**Short task**
Return the records that follow unaltered. Omit every picture.

═════ Records for this exercise

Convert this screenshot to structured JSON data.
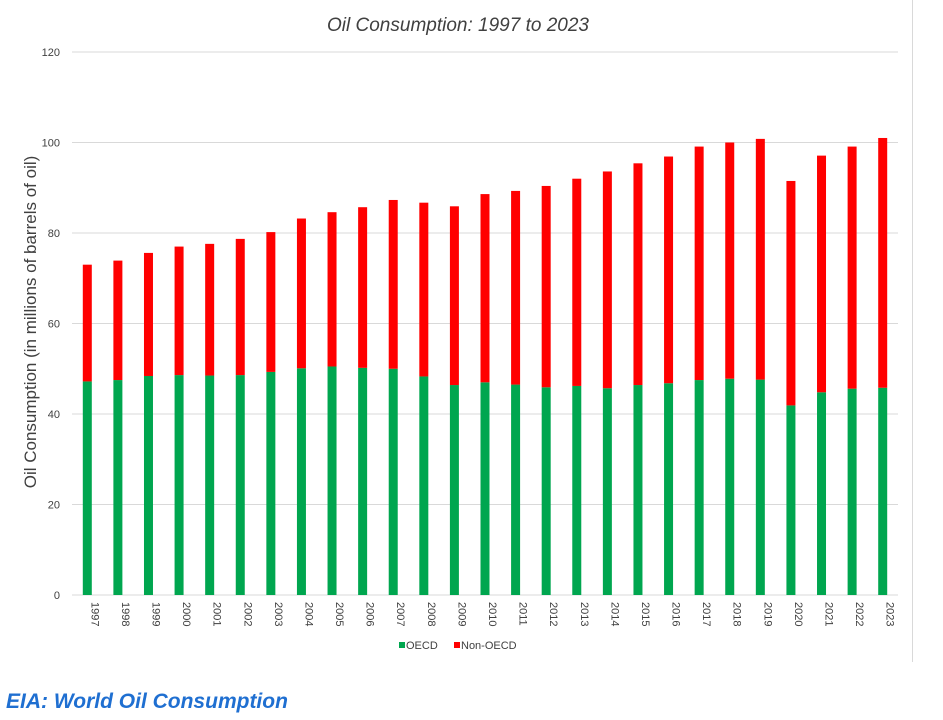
{
  "caption": "EIA: World Oil Consumption",
  "colors": {
    "oecd": "#00a64f",
    "non_oecd": "#ff0000",
    "caption": "#1f6fd1"
  },
  "chart_data": {
    "type": "bar",
    "stacked": true,
    "title": "Oil Consumption: 1997 to 2023",
    "xlabel": "",
    "ylabel": "Oil Consumption (in millions of barrels of oil)",
    "ylim": [
      0,
      120
    ],
    "yticks": [
      0,
      20,
      40,
      60,
      80,
      100,
      120
    ],
    "grid": true,
    "legend_position": "bottom",
    "categories": [
      "1997",
      "1998",
      "1999",
      "2000",
      "2001",
      "2002",
      "2003",
      "2004",
      "2005",
      "2006",
      "2007",
      "2008",
      "2009",
      "2010",
      "2011",
      "2012",
      "2013",
      "2014",
      "2015",
      "2016",
      "2017",
      "2018",
      "2019",
      "2020",
      "2021",
      "2022",
      "2023"
    ],
    "series": [
      {
        "name": "OECD",
        "color": "#00a64f",
        "values": [
          47.2,
          47.5,
          48.4,
          48.6,
          48.5,
          48.6,
          49.3,
          50.1,
          50.5,
          50.2,
          50.0,
          48.3,
          46.4,
          47.0,
          46.5,
          45.9,
          46.2,
          45.7,
          46.4,
          46.8,
          47.5,
          47.8,
          47.6,
          41.9,
          44.8,
          45.6,
          45.8
        ]
      },
      {
        "name": "Non-OECD",
        "color": "#ff0000",
        "values": [
          25.8,
          26.4,
          27.2,
          28.4,
          29.1,
          30.1,
          30.9,
          33.1,
          34.1,
          35.5,
          37.3,
          38.4,
          39.5,
          41.6,
          42.8,
          44.5,
          45.8,
          47.9,
          49.0,
          50.1,
          51.6,
          52.2,
          53.2,
          49.6,
          52.3,
          53.5,
          55.2
        ]
      }
    ]
  }
}
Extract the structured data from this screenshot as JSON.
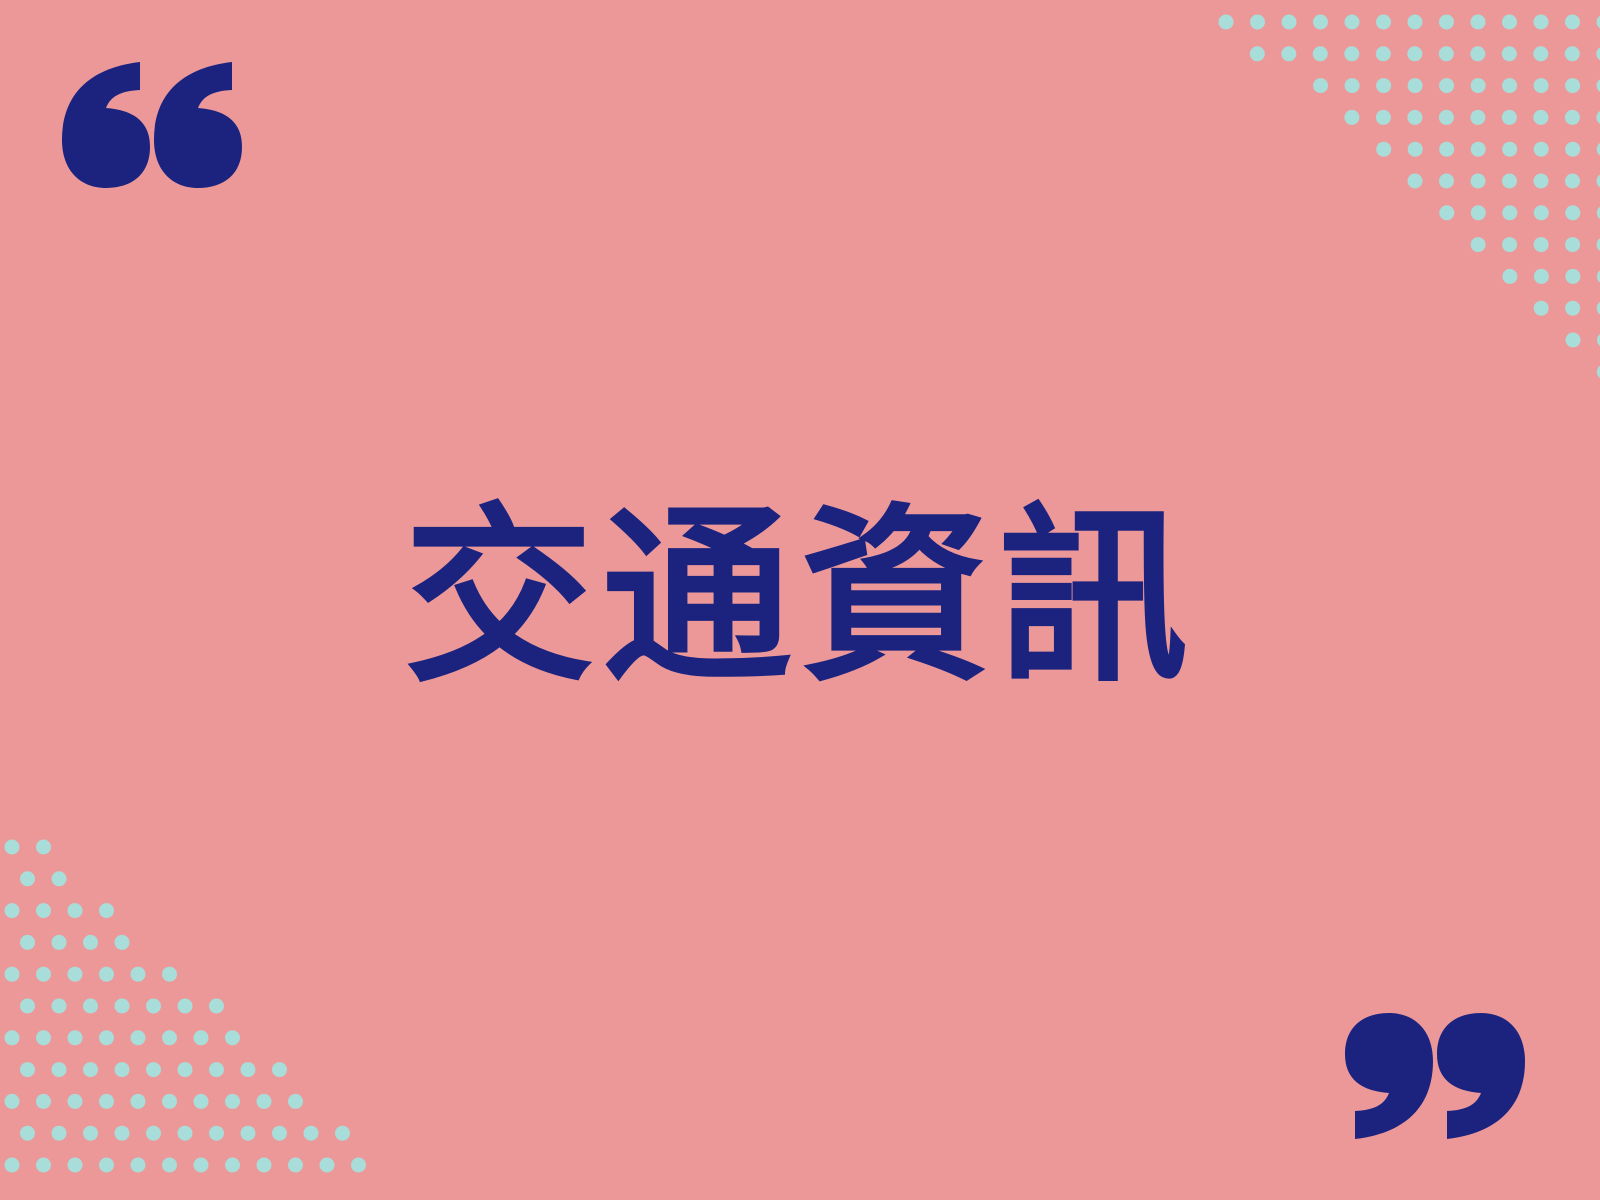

══════════

**In response**
Convert this screenshot to structured JSON data.
{
  "caption": "EIA: World Oil Consumption",
  "colors": {
    "oecd": "#00a64f",
    "non_oecd": "#ff0000",
    "caption": "#1f6fd1"
  },
  "chart_data": {
    "type": "bar",
    "stacked": true,
    "title": "Oil Consumption: 1997 to 2023",
    "xlabel": "",
    "ylabel": "Oil Consumption (in millions of barrels of oil)",
    "ylim": [
      0,
      120
    ],
    "yticks": [
      0,
      20,
      40,
      60,
      80,
      100,
      120
    ],
    "grid": true,
    "legend_position": "bottom",
    "categories": [
      "1997",
      "1998",
      "1999",
      "2000",
      "2001",
      "2002",
      "2003",
      "2004",
      "2005",
      "2006",
      "2007",
      "2008",
      "2009",
      "2010",
      "2011",
      "2012",
      "2013",
      "2014",
      "2015",
      "2016",
      "2017",
      "2018",
      "2019",
      "2020",
      "2021",
      "2022",
      "2023"
    ],
    "series": [
      {
        "name": "OECD",
        "color": "#00a64f",
        "values": [
          47.2,
          47.5,
          48.4,
          48.6,
          48.5,
          48.6,
          49.3,
          50.1,
          50.5,
          50.2,
          50.0,
          48.3,
          46.4,
          47.0,
          46.5,
          45.9,
          46.2,
          45.7,
          46.4,
          46.8,
          47.5,
          47.8,
          47.6,
          41.9,
          44.8,
          45.6,
          45.8
        ]
      },
      {
        "name": "Non-OECD",
        "color": "#ff0000",
        "values": [
          25.8,
          26.4,
          27.2,
          28.4,
          29.1,
          30.1,
          30.9,
          33.1,
          34.1,
          35.5,
          37.3,
          38.4,
          39.5,
          41.6,
          42.8,
          44.5,
          45.8,
          47.9,
          49.0,
          50.1,
          51.6,
          52.2,
          53.2,
          49.6,
          52.3,
          53.5,
          55.2
        ]
      }
    ]
  }
}
Extract the structured data from this screenshot as JSON.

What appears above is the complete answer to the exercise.